#### [TASK STATEMENT]
Count the lines that include the string "https", and give only that number.

#### [Collected data]
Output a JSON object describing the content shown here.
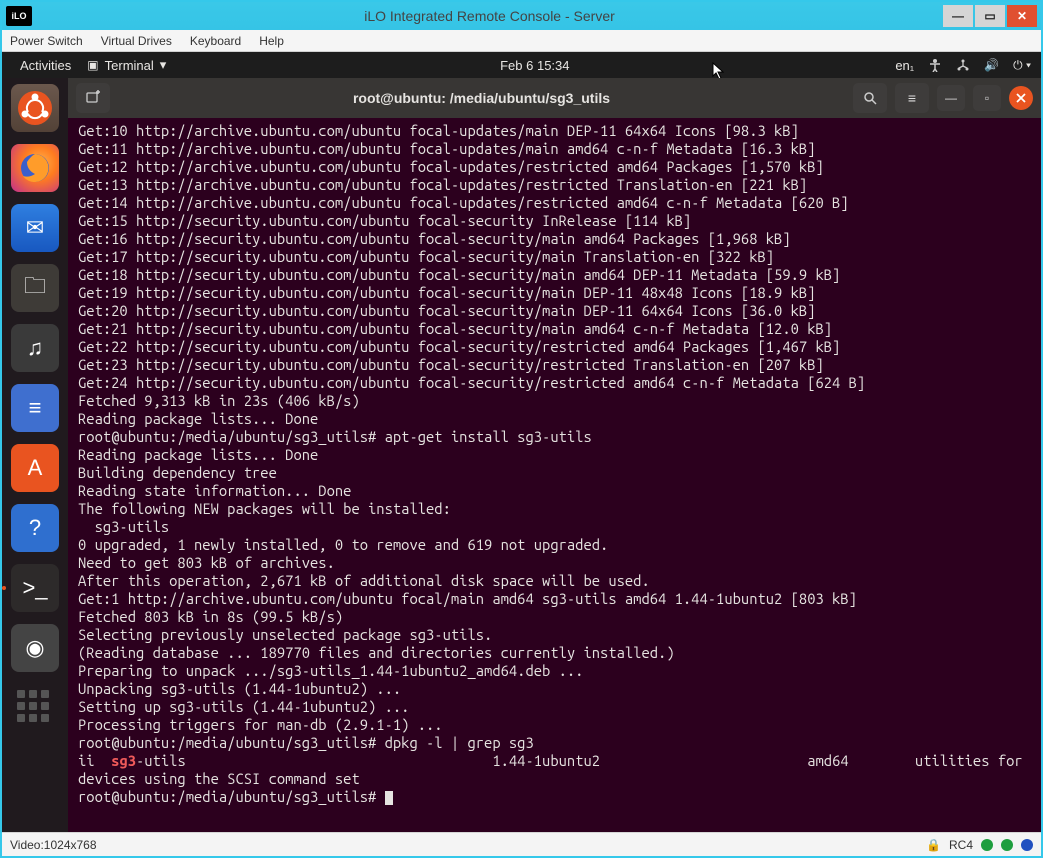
{
  "ilo": {
    "logo": "iLO",
    "title": "iLO Integrated Remote Console - Server",
    "menu": [
      "Power Switch",
      "Virtual Drives",
      "Keyboard",
      "Help"
    ]
  },
  "gnome": {
    "activities": "Activities",
    "app": "Terminal",
    "clock": "Feb 6  15:34",
    "lang": "en₁"
  },
  "terminal": {
    "title": "root@ubuntu: /media/ubuntu/sg3_utils",
    "lines": [
      "Get:10 http://archive.ubuntu.com/ubuntu focal-updates/main DEP-11 64x64 Icons [98.3 kB]",
      "Get:11 http://archive.ubuntu.com/ubuntu focal-updates/main amd64 c-n-f Metadata [16.3 kB]",
      "Get:12 http://archive.ubuntu.com/ubuntu focal-updates/restricted amd64 Packages [1,570 kB]",
      "Get:13 http://archive.ubuntu.com/ubuntu focal-updates/restricted Translation-en [221 kB]",
      "Get:14 http://archive.ubuntu.com/ubuntu focal-updates/restricted amd64 c-n-f Metadata [620 B]",
      "Get:15 http://security.ubuntu.com/ubuntu focal-security InRelease [114 kB]",
      "Get:16 http://security.ubuntu.com/ubuntu focal-security/main amd64 Packages [1,968 kB]",
      "Get:17 http://security.ubuntu.com/ubuntu focal-security/main Translation-en [322 kB]",
      "Get:18 http://security.ubuntu.com/ubuntu focal-security/main amd64 DEP-11 Metadata [59.9 kB]",
      "Get:19 http://security.ubuntu.com/ubuntu focal-security/main DEP-11 48x48 Icons [18.9 kB]",
      "Get:20 http://security.ubuntu.com/ubuntu focal-security/main DEP-11 64x64 Icons [36.0 kB]",
      "Get:21 http://security.ubuntu.com/ubuntu focal-security/main amd64 c-n-f Metadata [12.0 kB]",
      "Get:22 http://security.ubuntu.com/ubuntu focal-security/restricted amd64 Packages [1,467 kB]",
      "Get:23 http://security.ubuntu.com/ubuntu focal-security/restricted Translation-en [207 kB]",
      "Get:24 http://security.ubuntu.com/ubuntu focal-security/restricted amd64 c-n-f Metadata [624 B]",
      "Fetched 9,313 kB in 23s (406 kB/s)",
      "Reading package lists... Done",
      "root@ubuntu:/media/ubuntu/sg3_utils# apt-get install sg3-utils",
      "Reading package lists... Done",
      "Building dependency tree",
      "Reading state information... Done",
      "The following NEW packages will be installed:",
      "  sg3-utils",
      "0 upgraded, 1 newly installed, 0 to remove and 619 not upgraded.",
      "Need to get 803 kB of archives.",
      "After this operation, 2,671 kB of additional disk space will be used.",
      "Get:1 http://archive.ubuntu.com/ubuntu focal/main amd64 sg3-utils amd64 1.44-1ubuntu2 [803 kB]",
      "Fetched 803 kB in 8s (99.5 kB/s)",
      "Selecting previously unselected package sg3-utils.",
      "(Reading database ... 189770 files and directories currently installed.)",
      "Preparing to unpack .../sg3-utils_1.44-1ubuntu2_amd64.deb ...",
      "Unpacking sg3-utils (1.44-1ubuntu2) ...",
      "Setting up sg3-utils (1.44-1ubuntu2) ...",
      "Processing triggers for man-db (2.9.1-1) ...",
      "root@ubuntu:/media/ubuntu/sg3_utils# dpkg -l | grep sg3"
    ],
    "dpkg_line": {
      "prefix": "ii  ",
      "hl": "sg3",
      "rest": "-utils                                     1.44-1ubuntu2                         amd64        utilities for devices using the SCSI command set"
    },
    "prompt": "root@ubuntu:/media/ubuntu/sg3_utils# "
  },
  "dock": {
    "items": [
      {
        "name": "files-icon",
        "label": "◎",
        "cls": "files"
      },
      {
        "name": "firefox-icon",
        "label": "",
        "cls": "firefox"
      },
      {
        "name": "thunderbird-icon",
        "label": "✉",
        "cls": "thunder"
      },
      {
        "name": "nautilus-icon",
        "label": "🗀",
        "cls": "folder"
      },
      {
        "name": "rhythmbox-icon",
        "label": "♫",
        "cls": "music"
      },
      {
        "name": "libreoffice-icon",
        "label": "≡",
        "cls": "office"
      },
      {
        "name": "software-icon",
        "label": "A",
        "cls": "store"
      },
      {
        "name": "help-icon",
        "label": "?",
        "cls": "help"
      },
      {
        "name": "terminal-icon",
        "label": ">_",
        "cls": "term",
        "active": true
      },
      {
        "name": "disc-icon",
        "label": "◉",
        "cls": "disc"
      }
    ]
  },
  "status": {
    "video": "Video:1024x768",
    "enc": "RC4"
  }
}
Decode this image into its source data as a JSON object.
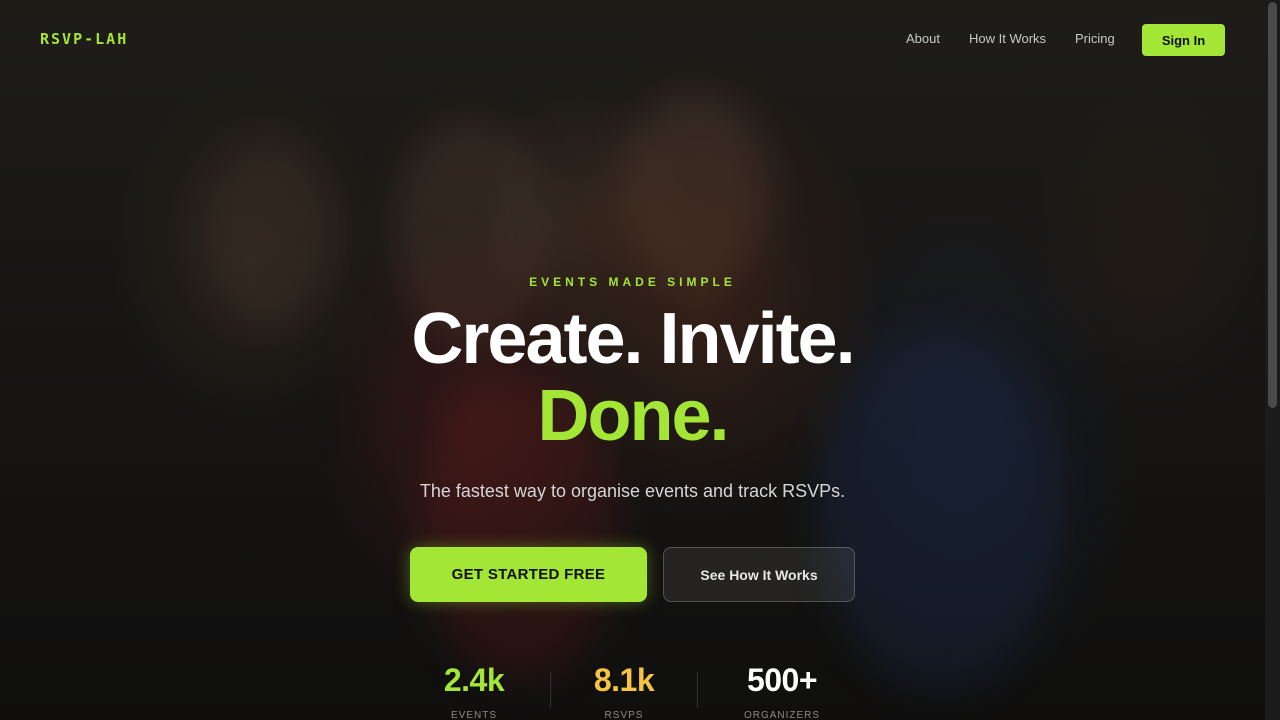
{
  "nav": {
    "logo": "RSVP-LAH",
    "links": [
      "About",
      "How It Works",
      "Pricing"
    ],
    "signin_label": "Sign In"
  },
  "hero": {
    "eyebrow": "EVENTS MADE SIMPLE",
    "headline": "Create. Invite.",
    "headline_accent": "Done.",
    "subtitle": "The fastest way to organise events and track RSVPs.",
    "primary_cta": "GET STARTED FREE",
    "secondary_cta": "See How It Works"
  },
  "stats": [
    {
      "value": "2.4k",
      "label": "EVENTS",
      "color": "#a3e635"
    },
    {
      "value": "8.1k",
      "label": "RSVPS",
      "color": "#f5c542"
    },
    {
      "value": "500+",
      "label": "ORGANIZERS",
      "color": "#ffffff"
    }
  ],
  "colors": {
    "accent": "#a3e635",
    "accent_yellow": "#f5c542",
    "background": "#141312"
  }
}
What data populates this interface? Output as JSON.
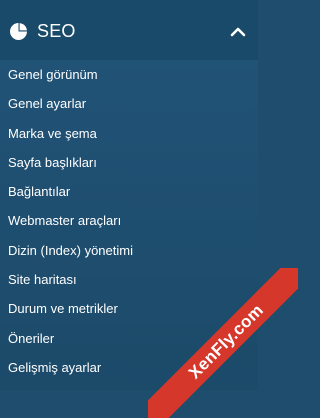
{
  "section": {
    "title": "SEO",
    "icon": "pie-chart-icon",
    "toggle_icon": "chevron-up-icon"
  },
  "menu": {
    "items": [
      {
        "label": "Genel görünüm"
      },
      {
        "label": "Genel ayarlar"
      },
      {
        "label": "Marka ve şema"
      },
      {
        "label": "Sayfa başlıkları"
      },
      {
        "label": "Bağlantılar"
      },
      {
        "label": "Webmaster araçları"
      },
      {
        "label": "Dizin (Index) yönetimi"
      },
      {
        "label": "Site haritası"
      },
      {
        "label": "Durum ve metrikler"
      },
      {
        "label": "Öneriler"
      },
      {
        "label": "Gelişmiş ayarlar"
      }
    ]
  },
  "watermark": {
    "text": "XenFly.com",
    "color": "#d5372b"
  },
  "colors": {
    "sidebar_background": "#1f4f71",
    "header_background": "#1a4a6a",
    "text": "#ffffff"
  }
}
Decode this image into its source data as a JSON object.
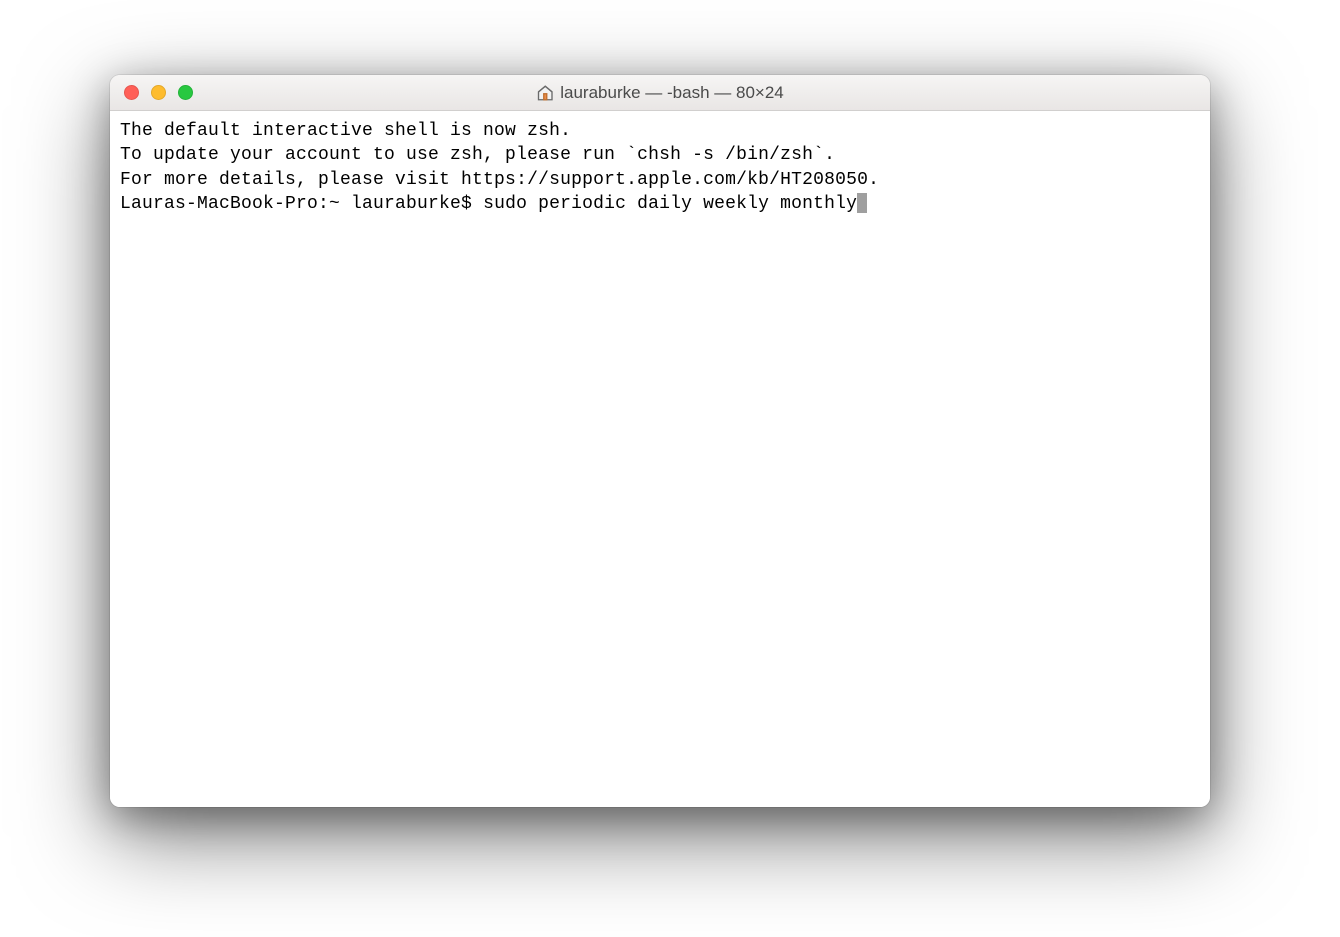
{
  "window": {
    "title": "lauraburke — -bash — 80×24"
  },
  "terminal": {
    "lines": [
      "The default interactive shell is now zsh.",
      "To update your account to use zsh, please run `chsh -s /bin/zsh`.",
      "For more details, please visit https://support.apple.com/kb/HT208050."
    ],
    "prompt": "Lauras-MacBook-Pro:~ lauraburke$ ",
    "command": "sudo periodic daily weekly monthly"
  },
  "traffic_lights": {
    "close": "close",
    "minimize": "minimize",
    "maximize": "maximize"
  }
}
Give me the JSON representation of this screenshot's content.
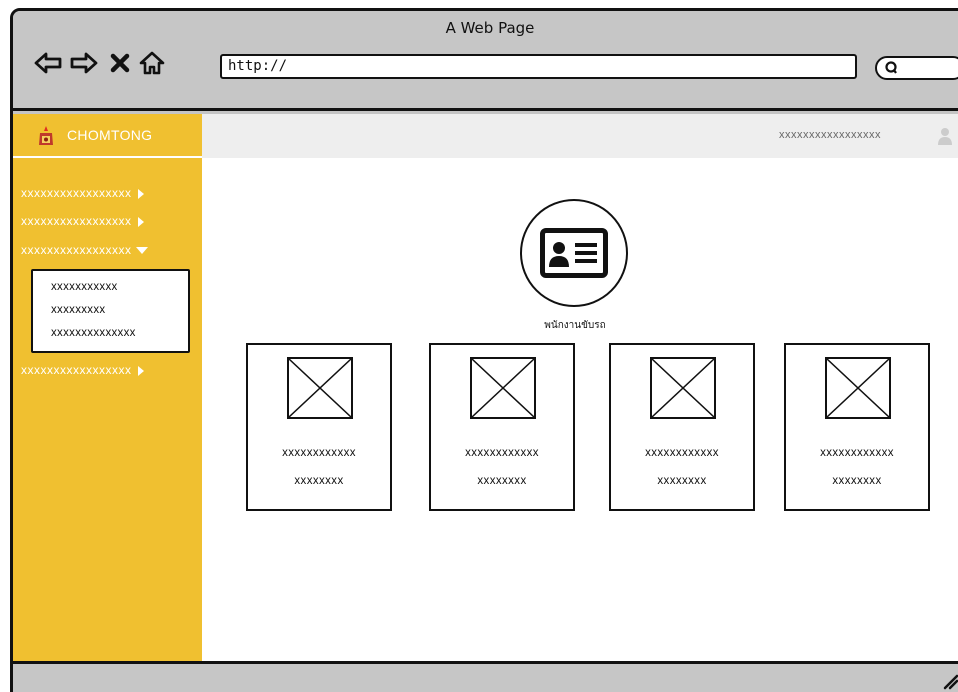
{
  "window": {
    "title": "A Web Page"
  },
  "browser": {
    "url": "http://",
    "nav_icons": [
      "back-arrow-icon",
      "forward-arrow-icon",
      "close-icon",
      "home-icon"
    ],
    "search_icon": "search-icon"
  },
  "sidebar": {
    "brand": "CHOMTONG",
    "items": [
      {
        "label": "xxxxxxxxxxxxxxxxx",
        "caret": "right"
      },
      {
        "label": "xxxxxxxxxxxxxxxxx",
        "caret": "right"
      },
      {
        "label": "xxxxxxxxxxxxxxxxx",
        "caret": "down"
      },
      {
        "label": "xxxxxxxxxxxxxxxxx",
        "caret": "right"
      }
    ],
    "submenu": [
      "xxxxxxxxxxx",
      "xxxxxxxxx",
      "xxxxxxxxxxxxxx"
    ],
    "color": "#f0c030"
  },
  "topbar": {
    "user": "xxxxxxxxxxxxxxxxx"
  },
  "main": {
    "profile_label": "พนักงานขับรถ",
    "cards": [
      {
        "title": "xxxxxxxxxxxx",
        "subtitle": "xxxxxxxx"
      },
      {
        "title": "xxxxxxxxxxxx",
        "subtitle": "xxxxxxxx"
      },
      {
        "title": "xxxxxxxxxxxx",
        "subtitle": "xxxxxxxx"
      },
      {
        "title": "xxxxxxxxxxxx",
        "subtitle": "xxxxxxxx"
      }
    ]
  }
}
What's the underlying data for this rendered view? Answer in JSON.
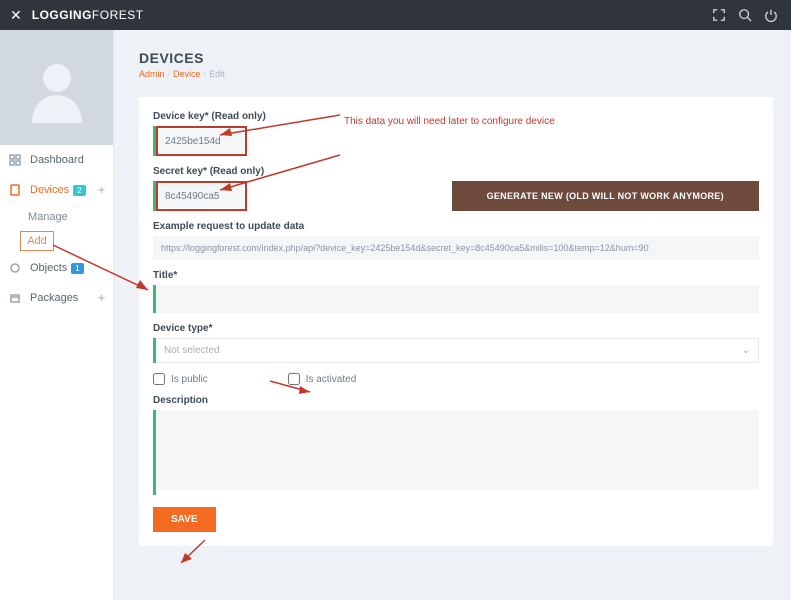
{
  "topbar": {
    "brand_bold": "LOGGING",
    "brand_light": "FOREST"
  },
  "sidebar": {
    "dashboard": "Dashboard",
    "devices": "Devices",
    "devices_badge": "2",
    "manage": "Manage",
    "add": "Add",
    "objects": "Objects",
    "objects_badge": "1",
    "packages": "Packages"
  },
  "page": {
    "title": "DEVICES",
    "bc_admin": "Admin",
    "bc_device": "Device",
    "bc_edit": "Edit"
  },
  "form": {
    "device_key_label": "Device key* (Read only)",
    "device_key_value": "2425be154d",
    "note": "This data you will need later to configure device",
    "secret_key_label": "Secret key* (Read only)",
    "secret_key_value": "8c45490ca5",
    "generate_btn": "GENERATE NEW (OLD WILL NOT WORK ANYMORE)",
    "example_label": "Example request to update data",
    "example_url": "https://loggingforest.com/index.php/api?device_key=2425be154d&secret_key=8c45490ca5&milis=100&temp=12&hum=90",
    "title_label": "Title*",
    "title_value": "",
    "device_type_label": "Device type*",
    "device_type_value": "Not selected",
    "is_public": "Is public",
    "is_activated": "Is activated",
    "description_label": "Description",
    "description_value": "",
    "save_btn": "SAVE"
  }
}
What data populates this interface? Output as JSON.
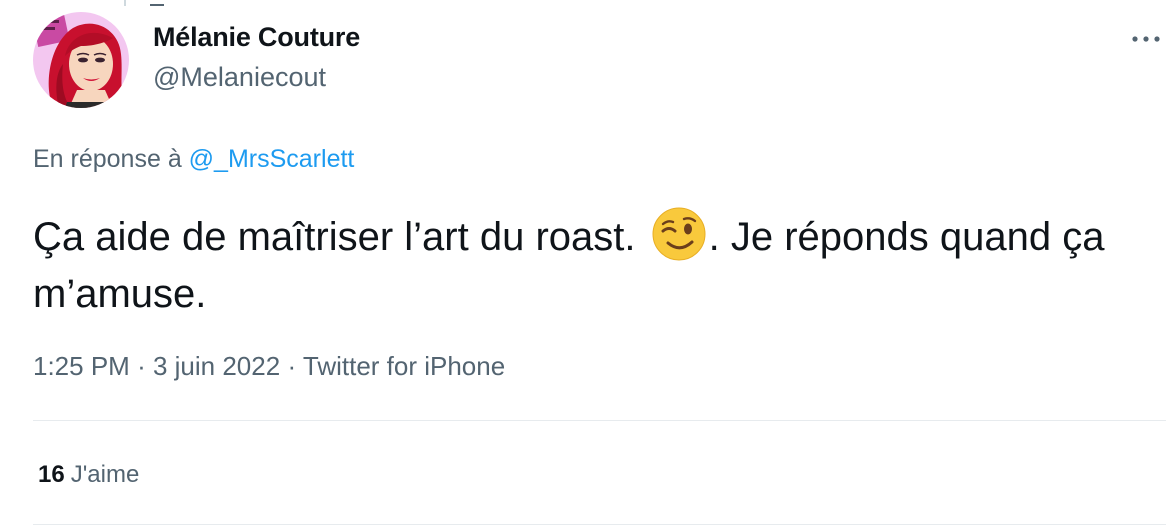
{
  "author": {
    "name": "Mélanie Couture",
    "handle": "@Melaniecout"
  },
  "menu": {
    "icon": "more-horizontal-icon",
    "label": "···"
  },
  "reply": {
    "prefix": "En réponse à",
    "mention": "@_MrsScarlett"
  },
  "tweet": {
    "text_part1": "Ça aide de maîtriser l’art du roast.",
    "emoji": "winking-face-emoji",
    "text_part2": ". Je réponds quand ça m’amuse."
  },
  "meta": {
    "time": "1:25 PM",
    "date": "3 juin 2022",
    "source": "Twitter for iPhone",
    "separator": "·"
  },
  "stats": {
    "likes_count": "16",
    "likes_label": "J'aime"
  },
  "colors": {
    "accent": "#1d9bf0",
    "text": "#0f1419",
    "secondary": "#536471",
    "avatar_bg": "#f3c7f0"
  }
}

#### [SOLUTION]
2